== Excerpt ==
************

Friday, February 28, 2014

Changes 2/28/14

NSF:

  • Figured out the problem with finding Government interest.  It was looking for the string '<paragraph-federal-research-statement>', but in practice, these tags are always <paragraph-federal-research-statement id=xx...>, so an opening tag was never found.
  • With this fixed, however, new problems showed themselves.  Since the parser code hadn't been run since I split patparser.py into its own file, there are now a ton of missing methods.  I am trying to figure out the class system, but it seems really counter-intuitive.
  • I need a way to call methods from the instance python file (run.py) within patparser.py, but there does not seem to be a way to do this.  In java, you would just make those methods static or pass the imported class the instance class's object with the this keyword.
  • In python, there is no this, and seemingly no way to get the object of the file that instantiated another file
  • I tried putting stuff into classes, but then you have to add an additional argument self to every single method.  Really?  That's a dumb thing to force on anyone who wants to use objects.

************

== Instruction ==
In the change notes, why was an opening tag never found when the code searched for Government interest?

== Data entries ==
************

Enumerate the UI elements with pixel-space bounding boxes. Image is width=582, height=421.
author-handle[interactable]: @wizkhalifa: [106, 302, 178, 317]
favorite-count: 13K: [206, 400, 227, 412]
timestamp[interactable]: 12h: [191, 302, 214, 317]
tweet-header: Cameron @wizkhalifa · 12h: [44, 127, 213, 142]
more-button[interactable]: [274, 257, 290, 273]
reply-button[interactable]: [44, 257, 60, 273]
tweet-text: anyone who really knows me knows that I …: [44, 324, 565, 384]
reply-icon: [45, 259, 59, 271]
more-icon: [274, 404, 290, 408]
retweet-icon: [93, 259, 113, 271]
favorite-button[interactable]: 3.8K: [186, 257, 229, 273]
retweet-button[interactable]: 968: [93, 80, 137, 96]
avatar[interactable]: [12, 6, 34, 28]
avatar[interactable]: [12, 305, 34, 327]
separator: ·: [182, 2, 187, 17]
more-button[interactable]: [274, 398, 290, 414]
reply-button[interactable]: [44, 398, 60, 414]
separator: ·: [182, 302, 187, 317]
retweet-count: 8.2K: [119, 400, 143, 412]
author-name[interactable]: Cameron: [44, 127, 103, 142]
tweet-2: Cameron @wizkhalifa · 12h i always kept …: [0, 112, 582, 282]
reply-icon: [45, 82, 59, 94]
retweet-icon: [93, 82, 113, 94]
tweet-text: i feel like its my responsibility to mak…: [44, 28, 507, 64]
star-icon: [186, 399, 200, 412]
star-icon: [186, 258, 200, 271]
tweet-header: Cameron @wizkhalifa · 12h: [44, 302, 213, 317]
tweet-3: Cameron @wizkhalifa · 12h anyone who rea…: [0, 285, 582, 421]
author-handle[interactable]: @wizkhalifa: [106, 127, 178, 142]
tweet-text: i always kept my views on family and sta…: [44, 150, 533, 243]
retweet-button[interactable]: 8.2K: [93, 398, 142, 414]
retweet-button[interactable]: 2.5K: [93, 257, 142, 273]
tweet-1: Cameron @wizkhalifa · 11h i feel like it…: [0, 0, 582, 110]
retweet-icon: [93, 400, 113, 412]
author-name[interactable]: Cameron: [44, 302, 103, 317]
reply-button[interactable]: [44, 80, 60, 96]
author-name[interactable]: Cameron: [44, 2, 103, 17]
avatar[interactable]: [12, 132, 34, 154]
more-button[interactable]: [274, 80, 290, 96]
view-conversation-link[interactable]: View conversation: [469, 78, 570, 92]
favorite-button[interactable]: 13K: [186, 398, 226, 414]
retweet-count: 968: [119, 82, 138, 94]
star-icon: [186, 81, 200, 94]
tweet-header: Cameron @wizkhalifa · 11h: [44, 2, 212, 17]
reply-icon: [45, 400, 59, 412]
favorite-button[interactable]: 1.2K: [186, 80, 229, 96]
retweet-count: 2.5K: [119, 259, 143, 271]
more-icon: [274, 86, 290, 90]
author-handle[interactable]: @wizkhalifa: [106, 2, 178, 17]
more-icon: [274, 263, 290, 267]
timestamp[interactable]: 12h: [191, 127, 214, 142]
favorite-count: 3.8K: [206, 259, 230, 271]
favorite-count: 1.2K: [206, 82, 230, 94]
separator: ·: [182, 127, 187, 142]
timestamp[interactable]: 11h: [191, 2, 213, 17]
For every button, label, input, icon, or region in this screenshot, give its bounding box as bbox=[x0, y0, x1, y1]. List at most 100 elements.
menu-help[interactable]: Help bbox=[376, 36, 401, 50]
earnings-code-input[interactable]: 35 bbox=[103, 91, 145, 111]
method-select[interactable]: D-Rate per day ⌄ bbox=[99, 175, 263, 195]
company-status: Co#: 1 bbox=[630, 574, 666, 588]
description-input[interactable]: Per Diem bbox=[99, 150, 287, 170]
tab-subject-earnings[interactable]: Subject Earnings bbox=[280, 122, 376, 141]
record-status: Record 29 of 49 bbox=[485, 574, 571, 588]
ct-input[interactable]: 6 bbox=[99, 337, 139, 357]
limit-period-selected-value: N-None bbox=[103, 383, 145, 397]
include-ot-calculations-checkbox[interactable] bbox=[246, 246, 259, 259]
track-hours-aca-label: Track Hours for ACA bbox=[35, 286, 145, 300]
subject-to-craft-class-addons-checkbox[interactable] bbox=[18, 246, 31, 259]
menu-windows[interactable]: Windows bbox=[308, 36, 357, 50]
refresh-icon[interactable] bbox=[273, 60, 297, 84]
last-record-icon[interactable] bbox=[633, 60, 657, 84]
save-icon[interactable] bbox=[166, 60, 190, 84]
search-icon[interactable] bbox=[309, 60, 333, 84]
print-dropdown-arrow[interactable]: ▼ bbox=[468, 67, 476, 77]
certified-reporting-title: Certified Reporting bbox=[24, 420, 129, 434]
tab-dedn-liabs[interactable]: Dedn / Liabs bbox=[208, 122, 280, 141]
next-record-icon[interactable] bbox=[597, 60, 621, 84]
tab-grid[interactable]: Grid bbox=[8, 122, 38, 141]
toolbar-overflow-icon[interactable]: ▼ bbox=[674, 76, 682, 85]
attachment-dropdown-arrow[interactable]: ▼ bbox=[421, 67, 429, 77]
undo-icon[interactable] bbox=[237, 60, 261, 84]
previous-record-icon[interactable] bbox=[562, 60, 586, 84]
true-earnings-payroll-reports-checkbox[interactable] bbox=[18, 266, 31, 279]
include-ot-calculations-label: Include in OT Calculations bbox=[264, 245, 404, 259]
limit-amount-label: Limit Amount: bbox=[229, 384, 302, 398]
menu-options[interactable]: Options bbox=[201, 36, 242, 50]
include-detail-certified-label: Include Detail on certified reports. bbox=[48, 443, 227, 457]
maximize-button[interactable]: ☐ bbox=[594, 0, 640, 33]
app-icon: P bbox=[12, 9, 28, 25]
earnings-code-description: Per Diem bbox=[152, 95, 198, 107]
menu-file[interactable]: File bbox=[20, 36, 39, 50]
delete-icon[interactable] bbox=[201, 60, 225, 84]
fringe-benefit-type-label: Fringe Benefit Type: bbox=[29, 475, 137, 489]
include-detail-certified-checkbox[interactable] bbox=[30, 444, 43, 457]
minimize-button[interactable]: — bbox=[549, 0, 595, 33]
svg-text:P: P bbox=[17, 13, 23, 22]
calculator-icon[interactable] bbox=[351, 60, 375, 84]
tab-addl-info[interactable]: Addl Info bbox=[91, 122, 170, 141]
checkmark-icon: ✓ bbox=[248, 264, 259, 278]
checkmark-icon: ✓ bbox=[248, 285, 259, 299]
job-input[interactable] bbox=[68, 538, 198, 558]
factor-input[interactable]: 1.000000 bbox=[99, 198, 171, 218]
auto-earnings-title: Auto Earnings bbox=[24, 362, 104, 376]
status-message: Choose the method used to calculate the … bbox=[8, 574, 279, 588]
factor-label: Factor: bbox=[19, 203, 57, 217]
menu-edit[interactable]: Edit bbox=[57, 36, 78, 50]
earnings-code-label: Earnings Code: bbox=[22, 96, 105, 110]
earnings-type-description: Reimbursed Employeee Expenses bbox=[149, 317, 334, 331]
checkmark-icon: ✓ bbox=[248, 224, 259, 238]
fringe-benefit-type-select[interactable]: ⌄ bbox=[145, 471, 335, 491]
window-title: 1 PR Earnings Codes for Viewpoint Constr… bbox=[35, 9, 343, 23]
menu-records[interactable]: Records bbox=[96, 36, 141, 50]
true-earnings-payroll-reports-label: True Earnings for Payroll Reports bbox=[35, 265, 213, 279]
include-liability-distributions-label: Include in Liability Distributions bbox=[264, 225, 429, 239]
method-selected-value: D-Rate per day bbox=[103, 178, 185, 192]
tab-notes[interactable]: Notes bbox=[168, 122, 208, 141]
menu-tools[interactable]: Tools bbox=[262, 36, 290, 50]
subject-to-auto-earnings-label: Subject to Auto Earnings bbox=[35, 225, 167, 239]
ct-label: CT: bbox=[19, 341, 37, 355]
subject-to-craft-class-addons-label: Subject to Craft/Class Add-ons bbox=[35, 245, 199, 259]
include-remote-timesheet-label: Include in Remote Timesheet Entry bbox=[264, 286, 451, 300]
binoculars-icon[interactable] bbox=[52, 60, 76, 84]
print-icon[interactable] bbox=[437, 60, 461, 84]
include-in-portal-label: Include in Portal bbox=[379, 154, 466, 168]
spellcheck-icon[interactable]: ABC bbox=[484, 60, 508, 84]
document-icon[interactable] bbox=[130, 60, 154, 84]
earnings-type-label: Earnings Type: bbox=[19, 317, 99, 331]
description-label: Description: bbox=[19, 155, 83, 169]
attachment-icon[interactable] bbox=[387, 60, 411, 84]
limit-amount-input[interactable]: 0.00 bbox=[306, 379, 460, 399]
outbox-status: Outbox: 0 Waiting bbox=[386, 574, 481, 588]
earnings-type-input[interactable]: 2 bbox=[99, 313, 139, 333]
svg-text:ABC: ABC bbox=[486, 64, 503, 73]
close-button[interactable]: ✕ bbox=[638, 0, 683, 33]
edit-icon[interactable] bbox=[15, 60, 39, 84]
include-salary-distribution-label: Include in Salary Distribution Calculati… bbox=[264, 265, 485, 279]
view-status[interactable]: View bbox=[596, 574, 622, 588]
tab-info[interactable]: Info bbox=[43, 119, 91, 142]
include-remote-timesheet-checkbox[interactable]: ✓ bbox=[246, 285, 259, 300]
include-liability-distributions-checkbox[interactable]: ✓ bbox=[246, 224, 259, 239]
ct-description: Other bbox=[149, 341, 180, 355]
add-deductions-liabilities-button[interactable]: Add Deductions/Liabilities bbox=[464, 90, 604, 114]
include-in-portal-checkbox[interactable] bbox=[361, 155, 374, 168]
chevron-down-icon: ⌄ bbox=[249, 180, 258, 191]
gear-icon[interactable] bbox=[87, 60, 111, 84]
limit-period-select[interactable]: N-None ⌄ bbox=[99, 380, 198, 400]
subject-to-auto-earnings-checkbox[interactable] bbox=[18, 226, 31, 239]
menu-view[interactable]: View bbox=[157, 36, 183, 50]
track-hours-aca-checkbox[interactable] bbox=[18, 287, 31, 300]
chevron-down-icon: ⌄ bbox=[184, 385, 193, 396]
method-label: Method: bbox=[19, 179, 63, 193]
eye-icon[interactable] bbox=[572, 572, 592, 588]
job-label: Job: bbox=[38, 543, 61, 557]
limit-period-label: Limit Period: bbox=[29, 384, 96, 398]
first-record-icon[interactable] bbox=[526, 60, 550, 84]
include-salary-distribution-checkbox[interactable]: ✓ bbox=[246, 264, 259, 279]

************

== Finished answer ==
The code searched for '<paragraph-federal-research-statement>', but these tags always appear as <paragraph-federal-research-statement id=xx...>.